╭─ Available data
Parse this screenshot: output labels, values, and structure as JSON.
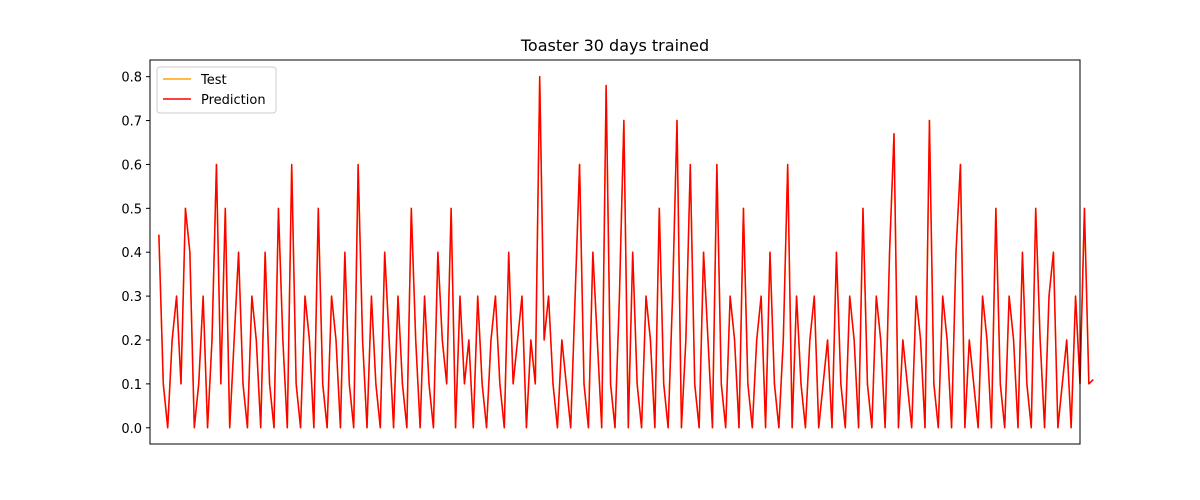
{
  "chart_data": {
    "type": "line",
    "title": "Toaster 30 days trained",
    "xlabel": "",
    "ylabel": "",
    "x_ticks_visible": false,
    "xlim": [
      -2,
      208
    ],
    "ylim": [
      -0.037,
      0.838
    ],
    "y_ticks": [
      "0.0",
      "0.1",
      "0.2",
      "0.3",
      "0.4",
      "0.5",
      "0.6",
      "0.7",
      "0.8"
    ],
    "grid": false,
    "legend": "upper left",
    "series": [
      {
        "name": "Test",
        "color": "#ffa500",
        "values": [
          0.44,
          0.1,
          0.0,
          0.2,
          0.3,
          0.1,
          0.5,
          0.4,
          0.0,
          0.1,
          0.3,
          0.0,
          0.2,
          0.6,
          0.1,
          0.5,
          0.0,
          0.2,
          0.4,
          0.1,
          0.0,
          0.3,
          0.2,
          0.0,
          0.4,
          0.1,
          0.0,
          0.5,
          0.2,
          0.0,
          0.6,
          0.1,
          0.0,
          0.3,
          0.2,
          0.0,
          0.5,
          0.1,
          0.0,
          0.3,
          0.2,
          0.0,
          0.4,
          0.1,
          0.0,
          0.6,
          0.2,
          0.0,
          0.3,
          0.1,
          0.0,
          0.4,
          0.2,
          0.0,
          0.3,
          0.1,
          0.0,
          0.5,
          0.2,
          0.0,
          0.3,
          0.1,
          0.0,
          0.4,
          0.2,
          0.1,
          0.5,
          0.0,
          0.3,
          0.1,
          0.2,
          0.0,
          0.3,
          0.1,
          0.0,
          0.2,
          0.3,
          0.1,
          0.0,
          0.4,
          0.1,
          0.2,
          0.3,
          0.0,
          0.2,
          0.1,
          0.8,
          0.2,
          0.3,
          0.1,
          0.0,
          0.2,
          0.1,
          0.0,
          0.3,
          0.6,
          0.1,
          0.0,
          0.4,
          0.2,
          0.0,
          0.78,
          0.1,
          0.0,
          0.3,
          0.7,
          0.0,
          0.4,
          0.1,
          0.0,
          0.3,
          0.2,
          0.0,
          0.5,
          0.1,
          0.0,
          0.3,
          0.7,
          0.0,
          0.2,
          0.6,
          0.1,
          0.0,
          0.4,
          0.2,
          0.0,
          0.6,
          0.1,
          0.0,
          0.3,
          0.2,
          0.0,
          0.5,
          0.1,
          0.0,
          0.2,
          0.3,
          0.0,
          0.4,
          0.1,
          0.0,
          0.2,
          0.6,
          0.0,
          0.3,
          0.1,
          0.0,
          0.2,
          0.3,
          0.0,
          0.1,
          0.2,
          0.0,
          0.4,
          0.1,
          0.0,
          0.3,
          0.2,
          0.0,
          0.5,
          0.1,
          0.0,
          0.3,
          0.2,
          0.0,
          0.4,
          0.67,
          0.0,
          0.2,
          0.1,
          0.0,
          0.3,
          0.2,
          0.0,
          0.7,
          0.1,
          0.0,
          0.3,
          0.2,
          0.0,
          0.4,
          0.6,
          0.0,
          0.2,
          0.1,
          0.0,
          0.3,
          0.2,
          0.0,
          0.5,
          0.1,
          0.0,
          0.3,
          0.2,
          0.0,
          0.4,
          0.1,
          0.0,
          0.5,
          0.2,
          0.0,
          0.3,
          0.4,
          0.0,
          0.1,
          0.2,
          0.0,
          0.3,
          0.1,
          0.5,
          0.1,
          0.11
        ]
      },
      {
        "name": "Prediction",
        "color": "#ff0000",
        "values": [
          0.44,
          0.1,
          0.0,
          0.2,
          0.3,
          0.1,
          0.5,
          0.4,
          0.0,
          0.1,
          0.3,
          0.0,
          0.2,
          0.6,
          0.1,
          0.5,
          0.0,
          0.2,
          0.4,
          0.1,
          0.0,
          0.3,
          0.2,
          0.0,
          0.4,
          0.1,
          0.0,
          0.5,
          0.2,
          0.0,
          0.6,
          0.1,
          0.0,
          0.3,
          0.2,
          0.0,
          0.5,
          0.1,
          0.0,
          0.3,
          0.2,
          0.0,
          0.4,
          0.1,
          0.0,
          0.6,
          0.2,
          0.0,
          0.3,
          0.1,
          0.0,
          0.4,
          0.2,
          0.0,
          0.3,
          0.1,
          0.0,
          0.5,
          0.2,
          0.0,
          0.3,
          0.1,
          0.0,
          0.4,
          0.2,
          0.1,
          0.5,
          0.0,
          0.3,
          0.1,
          0.2,
          0.0,
          0.3,
          0.1,
          0.0,
          0.2,
          0.3,
          0.1,
          0.0,
          0.4,
          0.1,
          0.2,
          0.3,
          0.0,
          0.2,
          0.1,
          0.8,
          0.2,
          0.3,
          0.1,
          0.0,
          0.2,
          0.1,
          0.0,
          0.3,
          0.6,
          0.1,
          0.0,
          0.4,
          0.2,
          0.0,
          0.78,
          0.1,
          0.0,
          0.3,
          0.7,
          0.0,
          0.4,
          0.1,
          0.0,
          0.3,
          0.2,
          0.0,
          0.5,
          0.1,
          0.0,
          0.3,
          0.7,
          0.0,
          0.2,
          0.6,
          0.1,
          0.0,
          0.4,
          0.2,
          0.0,
          0.6,
          0.1,
          0.0,
          0.3,
          0.2,
          0.0,
          0.5,
          0.1,
          0.0,
          0.2,
          0.3,
          0.0,
          0.4,
          0.1,
          0.0,
          0.2,
          0.6,
          0.0,
          0.3,
          0.1,
          0.0,
          0.2,
          0.3,
          0.0,
          0.1,
          0.2,
          0.0,
          0.4,
          0.1,
          0.0,
          0.3,
          0.2,
          0.0,
          0.5,
          0.1,
          0.0,
          0.3,
          0.2,
          0.0,
          0.4,
          0.67,
          0.0,
          0.2,
          0.1,
          0.0,
          0.3,
          0.2,
          0.0,
          0.7,
          0.1,
          0.0,
          0.3,
          0.2,
          0.0,
          0.4,
          0.6,
          0.0,
          0.2,
          0.1,
          0.0,
          0.3,
          0.2,
          0.0,
          0.5,
          0.1,
          0.0,
          0.3,
          0.2,
          0.0,
          0.4,
          0.1,
          0.0,
          0.5,
          0.2,
          0.0,
          0.3,
          0.4,
          0.0,
          0.1,
          0.2,
          0.0,
          0.3,
          0.1,
          0.5,
          0.1,
          0.11
        ]
      }
    ]
  }
}
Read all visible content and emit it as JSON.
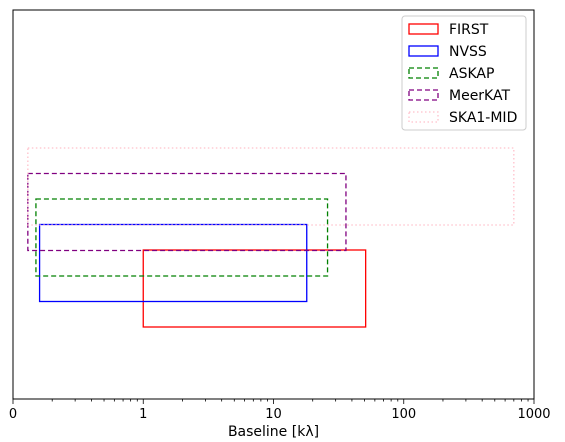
{
  "chart_data": {
    "type": "bar",
    "title": "",
    "xlabel": "Baseline [kλ]",
    "ylabel": "",
    "x_scale": "log",
    "xlim": [
      0.1,
      1000
    ],
    "xticks": [
      0.1,
      1,
      10,
      100,
      1000
    ],
    "xtick_labels": [
      "0",
      "1",
      "10",
      "100",
      "1000"
    ],
    "grid": false,
    "legend_position": "top-right",
    "series": [
      {
        "name": "FIRST",
        "color": "#ff0000",
        "linestyle": "solid",
        "min_baseline": 1.0,
        "max_baseline": 51
      },
      {
        "name": "NVSS",
        "color": "#0000ff",
        "linestyle": "solid",
        "min_baseline": 0.16,
        "max_baseline": 18
      },
      {
        "name": "ASKAP",
        "color": "#008000",
        "linestyle": "dashed",
        "min_baseline": 0.15,
        "max_baseline": 26
      },
      {
        "name": "MeerKAT",
        "color": "#800080",
        "linestyle": "dashed",
        "min_baseline": 0.13,
        "max_baseline": 36
      },
      {
        "name": "SKA1-MID",
        "color": "#ffc0cb",
        "linestyle": "dotted",
        "min_baseline": 0.13,
        "max_baseline": 700
      }
    ]
  }
}
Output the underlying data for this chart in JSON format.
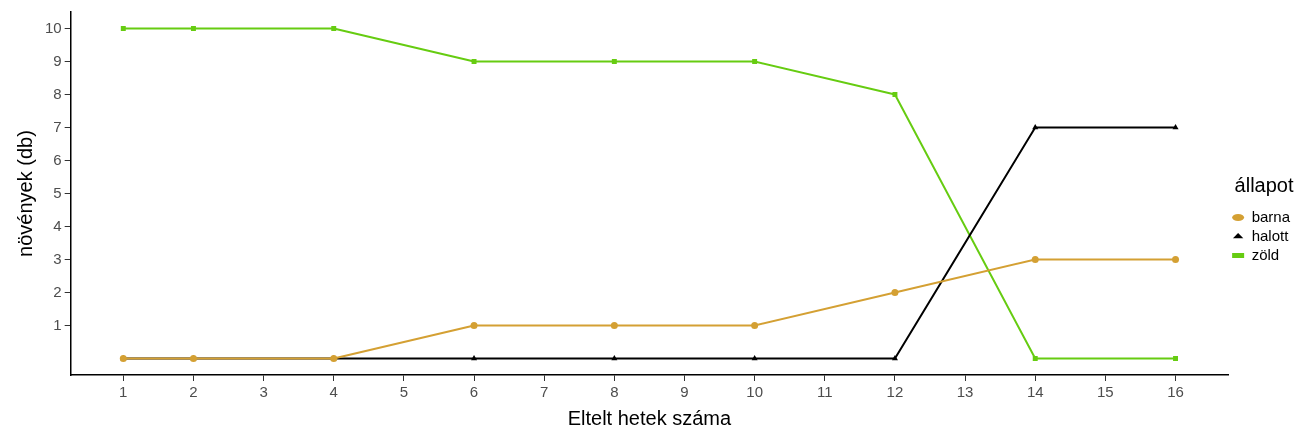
{
  "chart_data": {
    "type": "line",
    "xlabel": "Eltelt hetek száma",
    "ylabel": "növények (db)",
    "legend_title": "állapot",
    "legend": "right",
    "grid": false,
    "x": [
      1,
      2,
      4,
      6,
      8,
      10,
      12,
      14,
      16
    ],
    "xlim": [
      0.25,
      16.75
    ],
    "xticks": [
      1,
      2,
      3,
      4,
      5,
      6,
      7,
      8,
      9,
      10,
      11,
      12,
      13,
      14,
      15,
      16
    ],
    "ylim": [
      -0.5,
      10.5
    ],
    "yticks": [
      1,
      2,
      3,
      4,
      5,
      6,
      7,
      8,
      9,
      10
    ],
    "line_style": "solid",
    "series": [
      {
        "name": "barna",
        "color": "#d4a033",
        "marker": "circle",
        "values": [
          0,
          0,
          0,
          1,
          1,
          1,
          2,
          3,
          3
        ]
      },
      {
        "name": "halott",
        "color": "#000000",
        "marker": "triangle",
        "values": [
          0,
          0,
          0,
          0,
          0,
          0,
          0,
          7,
          7
        ]
      },
      {
        "name": "zöld",
        "color": "#66cc11",
        "marker": "square",
        "values": [
          10,
          10,
          10,
          9,
          9,
          9,
          8,
          0,
          0
        ]
      }
    ]
  }
}
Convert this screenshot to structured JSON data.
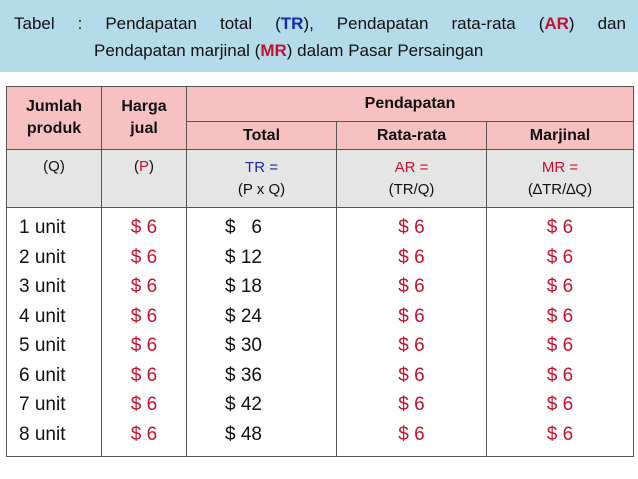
{
  "caption": {
    "line1": {
      "words": [
        "Tabel",
        ":",
        "Pendapatan",
        "total",
        "(TR),",
        "Pendapatan",
        "rata-rata",
        "(AR)",
        "dan"
      ],
      "tr": "TR",
      "ar": "AR"
    },
    "line2": {
      "prefix": "Pendapatan marjinal (",
      "mr": "MR",
      "suffix": ") dalam Pasar Persaingan"
    }
  },
  "table": {
    "headers": {
      "jumlah": "Jumlah",
      "produk": "produk",
      "harga": "Harga",
      "jual": "jual",
      "pendapatan": "Pendapatan",
      "total": "Total",
      "rata_rata": "Rata-rata",
      "marjinal": "Marjinal"
    },
    "symbols": {
      "q": "(Q)",
      "p_open": "(",
      "p": "P",
      "p_close": ")",
      "tr_label": "TR =",
      "tr_formula": "(P x Q)",
      "ar_label": "AR =",
      "ar_formula": "(TR/Q)",
      "mr_label": "MR =",
      "mr_formula": "(∆TR/∆Q)"
    },
    "rows": [
      {
        "qty": "1 unit",
        "price": "$ 6",
        "total": "$   6",
        "ar": "$ 6",
        "mr": "$ 6"
      },
      {
        "qty": "2 unit",
        "price": "$ 6",
        "total": "$ 12",
        "ar": "$ 6",
        "mr": "$ 6"
      },
      {
        "qty": "3 unit",
        "price": "$ 6",
        "total": "$ 18",
        "ar": "$ 6",
        "mr": "$ 6"
      },
      {
        "qty": "4 unit",
        "price": "$ 6",
        "total": "$ 24",
        "ar": "$ 6",
        "mr": "$ 6"
      },
      {
        "qty": "5 unit",
        "price": "$ 6",
        "total": "$ 30",
        "ar": "$ 6",
        "mr": "$ 6"
      },
      {
        "qty": "6 unit",
        "price": "$ 6",
        "total": "$ 36",
        "ar": "$ 6",
        "mr": "$ 6"
      },
      {
        "qty": "7 unit",
        "price": "$ 6",
        "total": "$ 42",
        "ar": "$ 6",
        "mr": "$ 6"
      },
      {
        "qty": "8 unit",
        "price": "$ 6",
        "total": "$ 48",
        "ar": "$ 6",
        "mr": "$ 6"
      }
    ]
  },
  "colors": {
    "caption_bg": "#b3dbe9",
    "header_bg": "#f7c1c1",
    "subheader_bg": "#e5e5e5",
    "blue": "#1a2aa8",
    "red": "#c8102e"
  }
}
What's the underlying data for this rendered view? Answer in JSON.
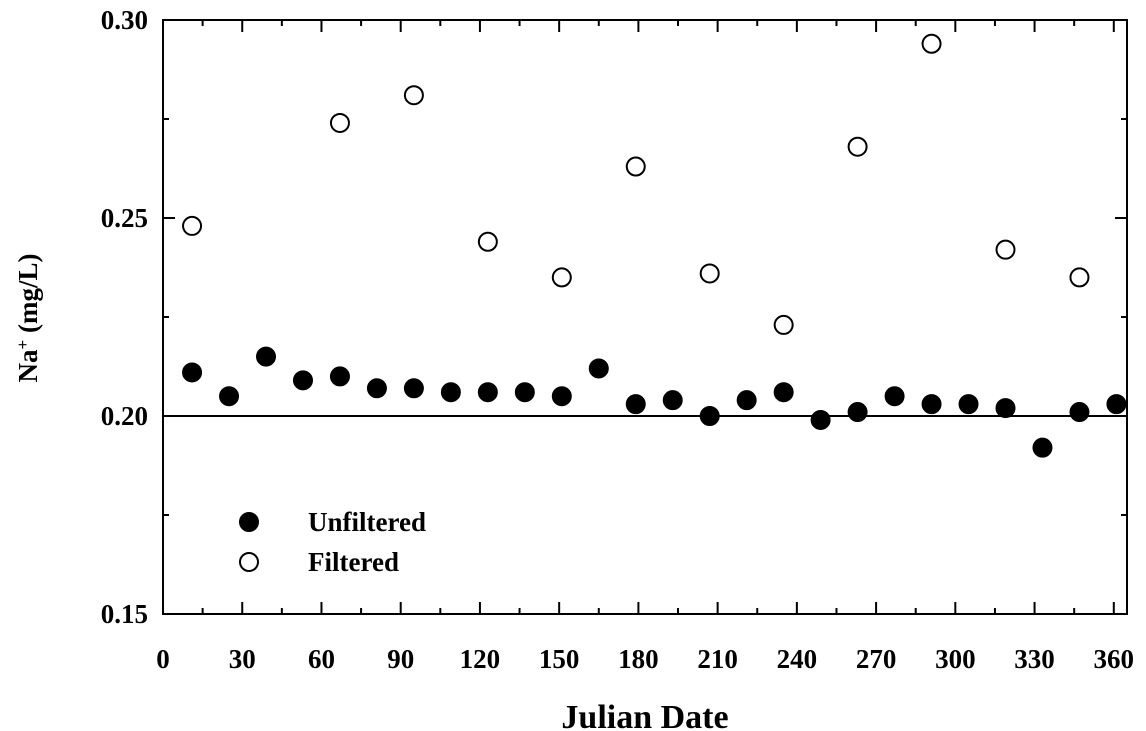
{
  "chart_data": {
    "type": "scatter",
    "xlabel": "Julian Date",
    "ylabel": "Na",
    "ylabel_sup": "+",
    "ylabel_unit": " (mg/L)",
    "xlim": [
      0,
      365
    ],
    "ylim": [
      0.15,
      0.3
    ],
    "xticks": [
      0,
      30,
      60,
      90,
      120,
      150,
      180,
      210,
      240,
      270,
      300,
      330,
      360
    ],
    "xticklabels": [
      "0",
      "30",
      "60",
      "90",
      "120",
      "150",
      "180",
      "210",
      "240",
      "270",
      "300",
      "330",
      "360"
    ],
    "yticks": [
      0.15,
      0.2,
      0.25,
      0.3
    ],
    "yticklabels": [
      "0.15",
      "0.20",
      "0.25",
      "0.30"
    ],
    "reference_line": 0.2,
    "grid": false,
    "legend_position": "bottom-left",
    "series": [
      {
        "name": "Unfiltered",
        "marker": "filled-circle",
        "color": "#000000",
        "x": [
          11,
          25,
          39,
          53,
          67,
          81,
          95,
          109,
          123,
          137,
          151,
          165,
          179,
          193,
          207,
          221,
          235,
          249,
          263,
          277,
          291,
          305,
          319,
          333,
          347,
          361
        ],
        "y": [
          0.211,
          0.205,
          0.215,
          0.209,
          0.21,
          0.207,
          0.207,
          0.206,
          0.206,
          0.206,
          0.205,
          0.212,
          0.203,
          0.204,
          0.2,
          0.204,
          0.206,
          0.199,
          0.201,
          0.205,
          0.203,
          0.203,
          0.202,
          0.192,
          0.201,
          0.203
        ]
      },
      {
        "name": "Filtered",
        "marker": "open-circle",
        "color": "#000000",
        "x": [
          11,
          67,
          95,
          123,
          151,
          179,
          207,
          235,
          263,
          291,
          319,
          347
        ],
        "y": [
          0.248,
          0.274,
          0.281,
          0.244,
          0.235,
          0.263,
          0.236,
          0.223,
          0.268,
          0.294,
          0.242,
          0.235
        ]
      }
    ]
  }
}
╰─
→ **Task to complete**: Copy each line above that contains the word "name".

→ **Answer to the problem**:
        "name": "Test",
        "name": "Prediction",
        "name": "FIRST",
        "name": "NVSS",
        "name": "ASKAP",
        "name": "MeerKAT",
        "name": "SKA1-MID",
        "name": "barna",
        "name": "halott",
        "name": "zöld",
        "name": "Unfiltered",
        "name": "Filtered",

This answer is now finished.